__Given exercise__: Restate the listing below word for word, omitting any images.

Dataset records
** start **
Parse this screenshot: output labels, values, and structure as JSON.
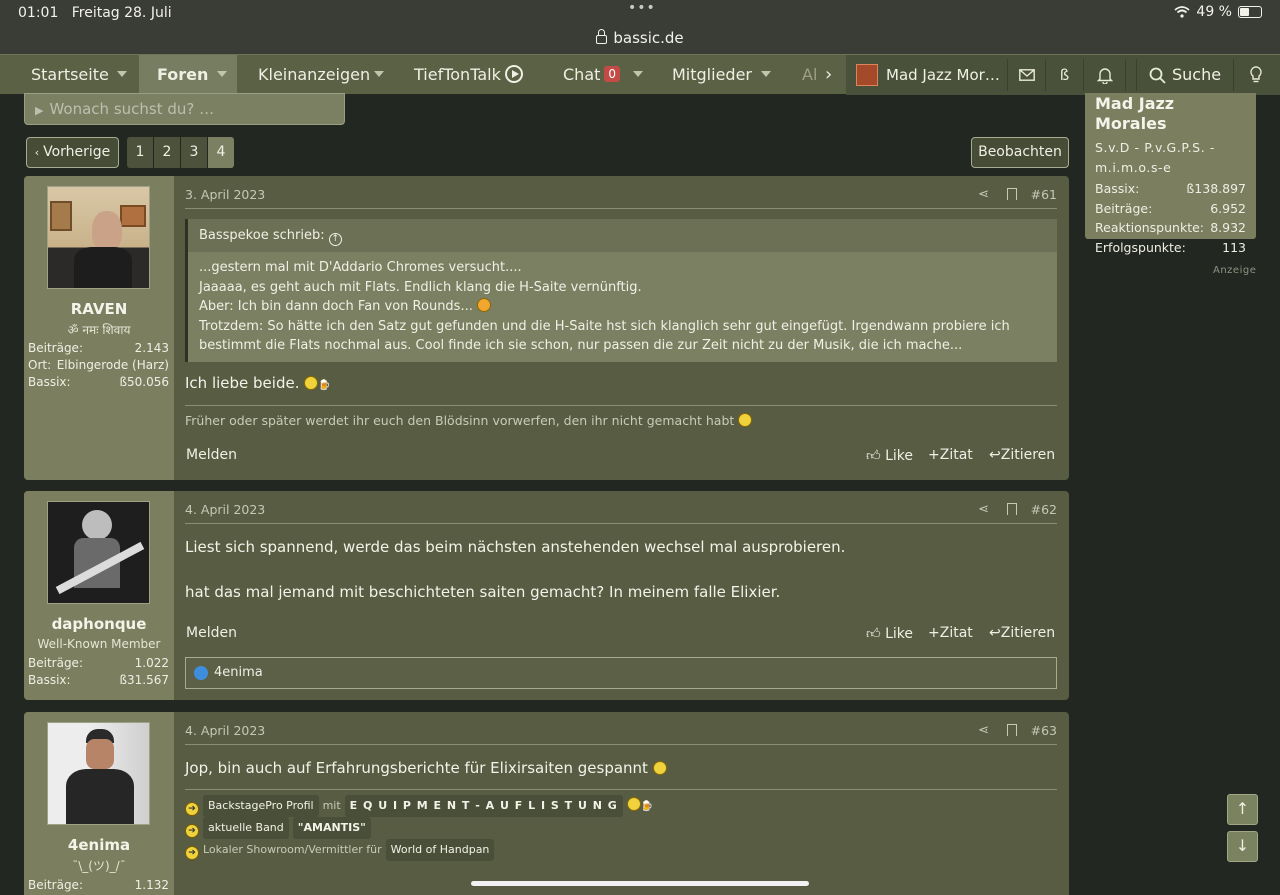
{
  "status": {
    "time": "01:01",
    "date": "Freitag 28. Juli",
    "battery": "49 %",
    "url": "bassic.de"
  },
  "nav": {
    "items": [
      "Startseite",
      "Foren",
      "Kleinanzeigen",
      "TiefTonTalk",
      "Chat",
      "Mitglieder",
      "Al"
    ],
    "chat_count": "0",
    "user": "Mad Jazz Mor…",
    "bass_symbol": "ß",
    "search_label": "Suche"
  },
  "search": {
    "placeholder": "Wonach suchst du? …"
  },
  "pagination": {
    "prev": "Vorherige",
    "pages": [
      "1",
      "2",
      "3",
      "4"
    ],
    "current": "4",
    "watch": "Beobachten"
  },
  "userbox": {
    "name": "Mad Jazz Morales",
    "title": "S.v.D - P.v.G.P.S. - m.i.m.o.s-e",
    "stats": [
      {
        "k": "Bassix:",
        "v": "ß138.897"
      },
      {
        "k": "Beiträge:",
        "v": "6.952"
      },
      {
        "k": "Reaktionspunkte:",
        "v": "8.932"
      },
      {
        "k": "Erfolgspunkte:",
        "v": "113"
      }
    ],
    "ad_label": "Anzeige"
  },
  "posts": [
    {
      "user": "RAVEN",
      "title": "ॐ नमः शिवाय",
      "stats": [
        {
          "k": "Beiträge:",
          "v": "2.143"
        },
        {
          "k": "Ort:",
          "v": "Elbingerode (Harz)"
        },
        {
          "k": "Bassix:",
          "v": "ß50.056"
        }
      ],
      "date": "3. April 2023",
      "num": "#61",
      "quote_author": "Basspekoe schrieb:",
      "quote_lines": [
        "...gestern mal mit D'Addario Chromes versucht....",
        "Jaaaaa, es geht auch mit Flats. Endlich klang die H-Saite vernünftig.",
        "Aber: Ich bin dann doch Fan von Rounds...",
        "Trotzdem: So hätte ich den Satz gut gefunden und die H-Saite hst sich klanglich sehr gut eingefügt. Irgendwann probiere ich bestimmt die Flats nochmal aus. Cool finde ich sie schon, nur passen die zur Zeit nicht zu der Musik, die ich mache..."
      ],
      "text": "Ich liebe beide.",
      "signature": "Früher oder später werdet ihr euch den Blödsinn vorwerfen, den ihr nicht gemacht habt"
    },
    {
      "user": "daphonque",
      "title": "Well-Known Member",
      "stats": [
        {
          "k": "Beiträge:",
          "v": "1.022"
        },
        {
          "k": "Bassix:",
          "v": "ß31.567"
        }
      ],
      "date": "4. April 2023",
      "num": "#62",
      "text1": "Liest sich spannend, werde das beim nächsten anstehenden wechsel mal ausprobieren.",
      "text2": "hat das mal jemand mit beschichteten saiten gemacht? In meinem falle Elixier.",
      "reaction": "4enima"
    },
    {
      "user": "4enima",
      "title": "¯\\_(ツ)_/¯",
      "stats": [
        {
          "k": "Beiträge:",
          "v": "1.132"
        }
      ],
      "date": "4. April 2023",
      "num": "#63",
      "text": "Jop, bin auch auf Erfahrungsberichte für Elixirsaiten gespannt",
      "sig1_a": "BackstagePro Profil",
      "sig1_mid": "mit",
      "sig1_b": "E Q U I P M E N T - A U F L I S T U N G",
      "sig2_a": "aktuelle Band",
      "sig2_b": "\"AMANTIS\"",
      "sig3_pre": "Lokaler Showroom/Vermittler für",
      "sig3_b": "World of Handpan"
    }
  ],
  "actions": {
    "report": "Melden",
    "like": "Like",
    "quote_add": "Zitat",
    "reply": "Zitieren"
  }
}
** end **
__Written response__:
Parse this screenshot: output labels, values, and structure as JSON.
{
  "status": {
    "time": "01:01",
    "date": "Freitag 28. Juli",
    "battery": "49 %",
    "url": "bassic.de"
  },
  "nav": {
    "items": [
      "Startseite",
      "Foren",
      "Kleinanzeigen",
      "TiefTonTalk",
      "Chat",
      "Mitglieder",
      "Al"
    ],
    "chat_count": "0",
    "user": "Mad Jazz Mor…",
    "bass_symbol": "ß",
    "search_label": "Suche"
  },
  "search": {
    "placeholder": "Wonach suchst du? …"
  },
  "pagination": {
    "prev": "Vorherige",
    "pages": [
      "1",
      "2",
      "3",
      "4"
    ],
    "current": "4",
    "watch": "Beobachten"
  },
  "userbox": {
    "name": "Mad Jazz Morales",
    "title": "S.v.D - P.v.G.P.S. - m.i.m.o.s-e",
    "stats": [
      {
        "k": "Bassix:",
        "v": "ß138.897"
      },
      {
        "k": "Beiträge:",
        "v": "6.952"
      },
      {
        "k": "Reaktionspunkte:",
        "v": "8.932"
      },
      {
        "k": "Erfolgspunkte:",
        "v": "113"
      }
    ],
    "ad_label": "Anzeige"
  },
  "posts": [
    {
      "user": "RAVEN",
      "title": "ॐ नमः शिवाय",
      "stats": [
        {
          "k": "Beiträge:",
          "v": "2.143"
        },
        {
          "k": "Ort:",
          "v": "Elbingerode (Harz)"
        },
        {
          "k": "Bassix:",
          "v": "ß50.056"
        }
      ],
      "date": "3. April 2023",
      "num": "#61",
      "quote_author": "Basspekoe schrieb:",
      "quote_lines": [
        "...gestern mal mit D'Addario Chromes versucht....",
        "Jaaaaa, es geht auch mit Flats. Endlich klang die H-Saite vernünftig.",
        "Aber: Ich bin dann doch Fan von Rounds...",
        "Trotzdem: So hätte ich den Satz gut gefunden und die H-Saite hst sich klanglich sehr gut eingefügt. Irgendwann probiere ich bestimmt die Flats nochmal aus. Cool finde ich sie schon, nur passen die zur Zeit nicht zu der Musik, die ich mache..."
      ],
      "text": "Ich liebe beide.",
      "signature": "Früher oder später werdet ihr euch den Blödsinn vorwerfen, den ihr nicht gemacht habt"
    },
    {
      "user": "daphonque",
      "title": "Well-Known Member",
      "stats": [
        {
          "k": "Beiträge:",
          "v": "1.022"
        },
        {
          "k": "Bassix:",
          "v": "ß31.567"
        }
      ],
      "date": "4. April 2023",
      "num": "#62",
      "text1": "Liest sich spannend, werde das beim nächsten anstehenden wechsel mal ausprobieren.",
      "text2": "hat das mal jemand mit beschichteten saiten gemacht? In meinem falle Elixier.",
      "reaction": "4enima"
    },
    {
      "user": "4enima",
      "title": "¯\\_(ツ)_/¯",
      "stats": [
        {
          "k": "Beiträge:",
          "v": "1.132"
        }
      ],
      "date": "4. April 2023",
      "num": "#63",
      "text": "Jop, bin auch auf Erfahrungsberichte für Elixirsaiten gespannt",
      "sig1_a": "BackstagePro Profil",
      "sig1_mid": "mit",
      "sig1_b": "E Q U I P M E N T - A U F L I S T U N G",
      "sig2_a": "aktuelle Band",
      "sig2_b": "\"AMANTIS\"",
      "sig3_pre": "Lokaler Showroom/Vermittler für",
      "sig3_b": "World of Handpan"
    }
  ],
  "actions": {
    "report": "Melden",
    "like": "Like",
    "quote_add": "Zitat",
    "reply": "Zitieren"
  }
}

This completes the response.